Below are the records. List every line holding the word "unlock".

---------- Supplied data

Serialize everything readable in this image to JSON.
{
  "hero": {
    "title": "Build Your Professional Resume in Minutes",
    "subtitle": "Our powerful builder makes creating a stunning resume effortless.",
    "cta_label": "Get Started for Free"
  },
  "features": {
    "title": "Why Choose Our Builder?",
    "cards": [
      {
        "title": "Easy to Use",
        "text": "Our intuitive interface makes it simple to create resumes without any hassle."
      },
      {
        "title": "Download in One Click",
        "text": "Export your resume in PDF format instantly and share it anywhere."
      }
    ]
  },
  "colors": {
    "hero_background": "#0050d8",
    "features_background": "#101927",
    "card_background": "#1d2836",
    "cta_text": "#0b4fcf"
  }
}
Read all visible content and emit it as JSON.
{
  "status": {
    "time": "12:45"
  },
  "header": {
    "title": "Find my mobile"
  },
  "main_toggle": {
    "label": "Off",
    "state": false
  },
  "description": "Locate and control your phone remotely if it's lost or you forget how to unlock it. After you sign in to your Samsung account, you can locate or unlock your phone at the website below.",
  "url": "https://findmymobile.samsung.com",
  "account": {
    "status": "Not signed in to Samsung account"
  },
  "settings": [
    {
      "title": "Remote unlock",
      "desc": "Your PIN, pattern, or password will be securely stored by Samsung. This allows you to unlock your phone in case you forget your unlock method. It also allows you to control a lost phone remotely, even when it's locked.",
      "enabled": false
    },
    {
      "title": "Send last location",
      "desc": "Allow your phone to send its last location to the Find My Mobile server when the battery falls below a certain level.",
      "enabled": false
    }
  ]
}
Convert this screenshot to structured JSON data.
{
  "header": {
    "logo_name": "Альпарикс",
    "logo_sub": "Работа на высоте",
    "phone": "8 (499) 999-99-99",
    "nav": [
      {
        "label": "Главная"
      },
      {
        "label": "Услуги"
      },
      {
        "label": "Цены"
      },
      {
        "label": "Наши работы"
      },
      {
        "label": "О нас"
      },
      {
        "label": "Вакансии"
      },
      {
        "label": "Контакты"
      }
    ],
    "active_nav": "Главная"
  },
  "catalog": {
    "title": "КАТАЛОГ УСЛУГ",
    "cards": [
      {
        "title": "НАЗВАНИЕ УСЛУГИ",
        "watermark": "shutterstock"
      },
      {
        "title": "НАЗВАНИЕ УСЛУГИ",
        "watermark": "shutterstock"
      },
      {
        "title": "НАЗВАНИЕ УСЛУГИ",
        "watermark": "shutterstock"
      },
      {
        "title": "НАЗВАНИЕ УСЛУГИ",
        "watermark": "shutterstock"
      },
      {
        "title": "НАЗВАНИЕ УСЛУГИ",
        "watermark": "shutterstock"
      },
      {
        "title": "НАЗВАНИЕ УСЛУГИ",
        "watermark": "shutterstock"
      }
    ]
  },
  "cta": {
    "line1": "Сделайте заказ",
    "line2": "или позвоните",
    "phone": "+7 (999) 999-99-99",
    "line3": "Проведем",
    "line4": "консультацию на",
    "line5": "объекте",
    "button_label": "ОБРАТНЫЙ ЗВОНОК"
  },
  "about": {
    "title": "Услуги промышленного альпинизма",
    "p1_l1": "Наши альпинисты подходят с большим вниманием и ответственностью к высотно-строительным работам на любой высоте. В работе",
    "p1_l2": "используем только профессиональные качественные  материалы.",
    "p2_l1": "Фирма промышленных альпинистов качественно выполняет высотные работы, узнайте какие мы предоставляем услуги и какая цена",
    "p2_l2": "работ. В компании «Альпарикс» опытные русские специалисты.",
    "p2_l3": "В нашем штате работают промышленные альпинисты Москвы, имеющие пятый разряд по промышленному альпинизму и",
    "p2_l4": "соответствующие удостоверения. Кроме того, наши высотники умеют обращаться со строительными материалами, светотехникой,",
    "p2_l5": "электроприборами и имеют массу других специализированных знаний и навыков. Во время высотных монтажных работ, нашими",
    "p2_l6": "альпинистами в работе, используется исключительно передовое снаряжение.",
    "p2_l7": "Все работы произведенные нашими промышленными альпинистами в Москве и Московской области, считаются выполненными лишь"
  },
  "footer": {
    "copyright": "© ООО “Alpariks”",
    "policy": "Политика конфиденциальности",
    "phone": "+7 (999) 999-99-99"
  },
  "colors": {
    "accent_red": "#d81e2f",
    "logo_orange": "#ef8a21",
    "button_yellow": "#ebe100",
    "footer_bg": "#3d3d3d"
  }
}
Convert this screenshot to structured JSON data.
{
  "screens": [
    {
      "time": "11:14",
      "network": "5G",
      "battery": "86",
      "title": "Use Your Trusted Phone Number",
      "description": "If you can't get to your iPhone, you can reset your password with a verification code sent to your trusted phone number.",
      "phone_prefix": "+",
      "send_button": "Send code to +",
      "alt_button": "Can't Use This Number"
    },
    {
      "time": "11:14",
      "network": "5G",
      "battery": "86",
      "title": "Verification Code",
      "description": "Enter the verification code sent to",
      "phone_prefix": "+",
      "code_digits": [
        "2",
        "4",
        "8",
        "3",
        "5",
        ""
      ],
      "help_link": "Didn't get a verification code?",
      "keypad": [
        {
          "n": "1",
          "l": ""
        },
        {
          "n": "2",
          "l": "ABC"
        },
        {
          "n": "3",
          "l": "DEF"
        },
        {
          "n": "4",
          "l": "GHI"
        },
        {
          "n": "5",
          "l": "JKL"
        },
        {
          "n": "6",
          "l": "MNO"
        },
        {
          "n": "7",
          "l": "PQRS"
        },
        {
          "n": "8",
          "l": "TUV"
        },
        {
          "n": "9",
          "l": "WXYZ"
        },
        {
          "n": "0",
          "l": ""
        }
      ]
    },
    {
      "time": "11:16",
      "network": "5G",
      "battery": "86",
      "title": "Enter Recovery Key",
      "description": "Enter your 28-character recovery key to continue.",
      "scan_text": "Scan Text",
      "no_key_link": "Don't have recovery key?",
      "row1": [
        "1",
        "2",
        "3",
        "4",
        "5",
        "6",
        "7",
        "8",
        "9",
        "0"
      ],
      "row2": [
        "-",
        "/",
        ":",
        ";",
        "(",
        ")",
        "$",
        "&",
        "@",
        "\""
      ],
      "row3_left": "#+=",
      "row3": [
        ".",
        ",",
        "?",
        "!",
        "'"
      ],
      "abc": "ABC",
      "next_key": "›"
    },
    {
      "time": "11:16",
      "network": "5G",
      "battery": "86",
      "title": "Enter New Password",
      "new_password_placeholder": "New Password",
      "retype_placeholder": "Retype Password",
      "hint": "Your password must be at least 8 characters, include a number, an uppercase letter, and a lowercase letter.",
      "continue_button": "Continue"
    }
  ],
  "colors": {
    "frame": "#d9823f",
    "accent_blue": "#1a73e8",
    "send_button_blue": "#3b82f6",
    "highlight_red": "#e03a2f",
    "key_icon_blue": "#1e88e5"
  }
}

--------------------

- The result -
  "description": "Locate and control your phone remotely if it's lost or you forget how to unlock it. After you sign in to your Samsung account, you can locate or unlock your phone at the website below.",
      "title": "Remote unlock",
      "desc": "Your PIN, pattern, or password will be securely stored by Samsung. This allows you to unlock your phone in case you forget your unlock method. It also allows you to control a lost phone remotely, even when it's locked.",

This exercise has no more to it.